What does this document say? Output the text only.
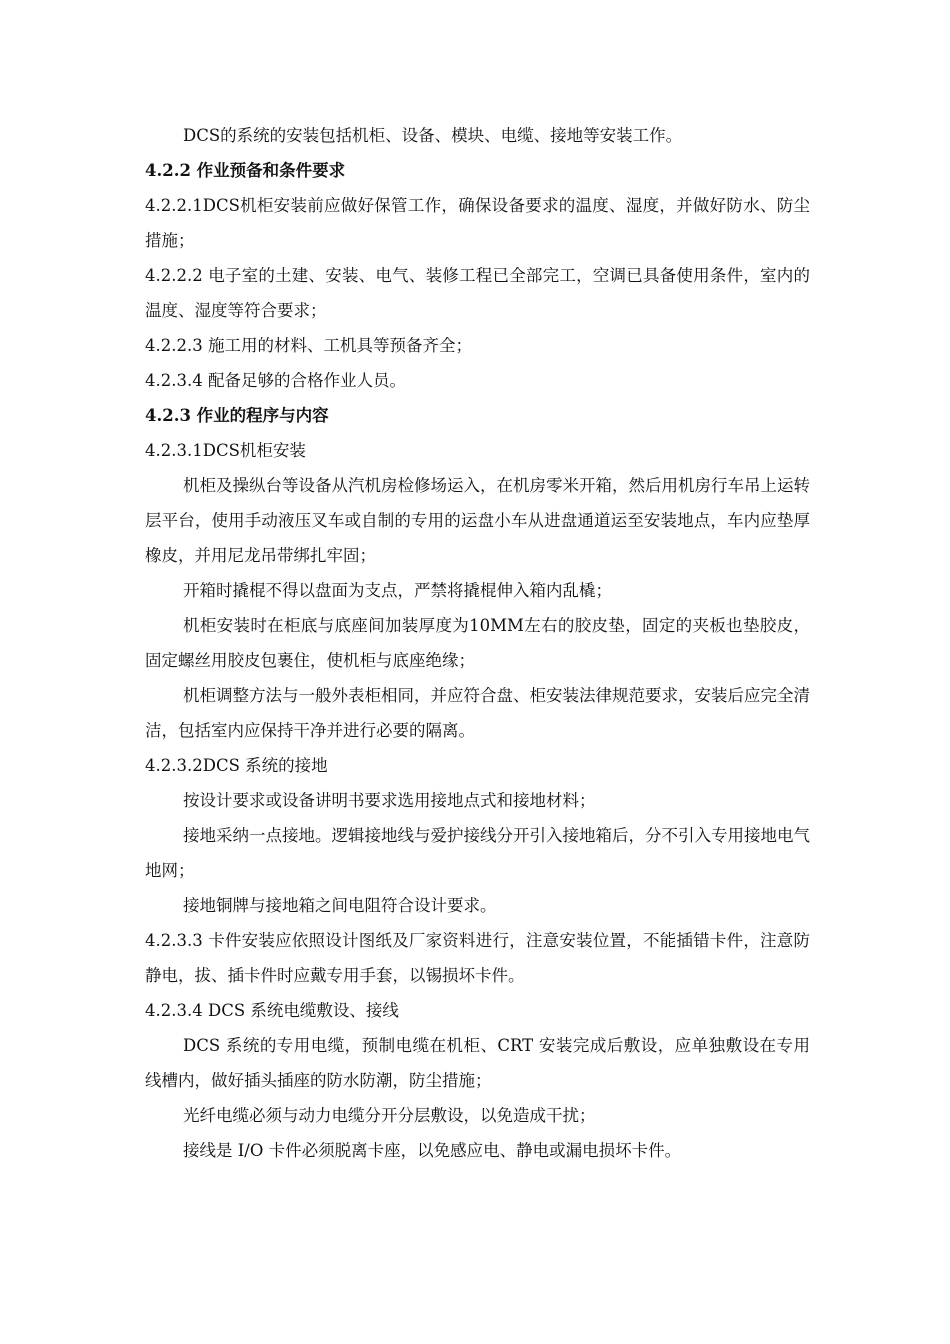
DCS的系统的安装包括机柜、设备、模块、电缆、接地等安装工作。

4.2.2 作业预备和条件要求

4.2.2.1DCS机柜安装前应做好保管工作，确保设备要求的温度、湿度，并做好防水、防尘措施；

4.2.2.2 电子室的土建、安装、电气、装修工程已全部完工，空调已具备使用条件，室内的温度、湿度等符合要求；

4.2.2.3 施工用的材料、工机具等预备齐全；

4.2.3.4 配备足够的合格作业人员。

4.2.3 作业的程序与内容

4.2.3.1DCS机柜安装

机柜及操纵台等设备从汽机房检修场运入，在机房零米开箱，然后用机房行车吊上运转层平台，使用手动液压叉车或自制的专用的运盘小车从进盘通道运至安装地点，车内应垫厚橡皮，并用尼龙吊带绑扎牢固；

开箱时撬棍不得以盘面为支点，严禁将撬棍伸入箱内乱橇；

机柜安装时在柜底与底座间加装厚度为10MM左右的胶皮垫，固定的夹板也垫胶皮，固定螺丝用胶皮包裹住，使机柜与底座绝缘；

机柜调整方法与一般外表柜相同，并应符合盘、柜安装法律规范要求，安装后应完全清洁，包括室内应保持干净并进行必要的隔离。

4.2.3.2DCS 系统的接地

按设计要求或设备讲明书要求选用接地点式和接地材料；

接地采纳一点接地。逻辑接地线与爱护接线分开引入接地箱后，分不引入专用接地电气地网；

接地铜牌与接地箱之间电阻符合设计要求。

4.2.3.3 卡件安装应依照设计图纸及厂家资料进行，注意安装位置，不能插错卡件，注意防静电，拔、插卡件时应戴专用手套，以锡损坏卡件。

4.2.3.4 DCS 系统电缆敷设、接线

DCS 系统的专用电缆，预制电缆在机柜、CRT 安装完成后敷设，应单独敷设在专用线槽内，做好插头插座的防水防潮，防尘措施；

光纤电缆必须与动力电缆分开分层敷设，以免造成干扰；

接线是 I/O 卡件必须脱离卡座，以免感应电、静电或漏电损坏卡件。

### [TASK PROMPT]
Above are the records; reproduce them exactly and leave out the pictures.

### [WRITTEN RESPONSE]
What does this document say? Output the text only.
DCS的系统的安装包括机柜、设备、模块、电缆、接地等安装工作。

4.2.2 作业预备和条件要求

4.2.2.1DCS机柜安装前应做好保管工作，确保设备要求的温度、湿度，并做好防水、防尘措施；

4.2.2.2 电子室的土建、安装、电气、装修工程已全部完工，空调已具备使用条件，室内的温度、湿度等符合要求；

4.2.2.3 施工用的材料、工机具等预备齐全；

4.2.3.4 配备足够的合格作业人员。

4.2.3 作业的程序与内容

4.2.3.1DCS机柜安装

机柜及操纵台等设备从汽机房检修场运入，在机房零米开箱，然后用机房行车吊上运转层平台，使用手动液压叉车或自制的专用的运盘小车从进盘通道运至安装地点，车内应垫厚橡皮，并用尼龙吊带绑扎牢固；

开箱时撬棍不得以盘面为支点，严禁将撬棍伸入箱内乱橇；

机柜安装时在柜底与底座间加装厚度为10MM左右的胶皮垫，固定的夹板也垫胶皮，固定螺丝用胶皮包裹住，使机柜与底座绝缘；

机柜调整方法与一般外表柜相同，并应符合盘、柜安装法律规范要求，安装后应完全清洁，包括室内应保持干净并进行必要的隔离。

4.2.3.2DCS 系统的接地

按设计要求或设备讲明书要求选用接地点式和接地材料；

接地采纳一点接地。逻辑接地线与爱护接线分开引入接地箱后，分不引入专用接地电气地网；

接地铜牌与接地箱之间电阻符合设计要求。

4.2.3.3 卡件安装应依照设计图纸及厂家资料进行，注意安装位置，不能插错卡件，注意防静电，拔、插卡件时应戴专用手套，以锡损坏卡件。

4.2.3.4 DCS 系统电缆敷设、接线

DCS 系统的专用电缆，预制电缆在机柜、CRT 安装完成后敷设，应单独敷设在专用线槽内，做好插头插座的防水防潮，防尘措施；

光纤电缆必须与动力电缆分开分层敷设，以免造成干扰；

接线是 I/O 卡件必须脱离卡座，以免感应电、静电或漏电损坏卡件。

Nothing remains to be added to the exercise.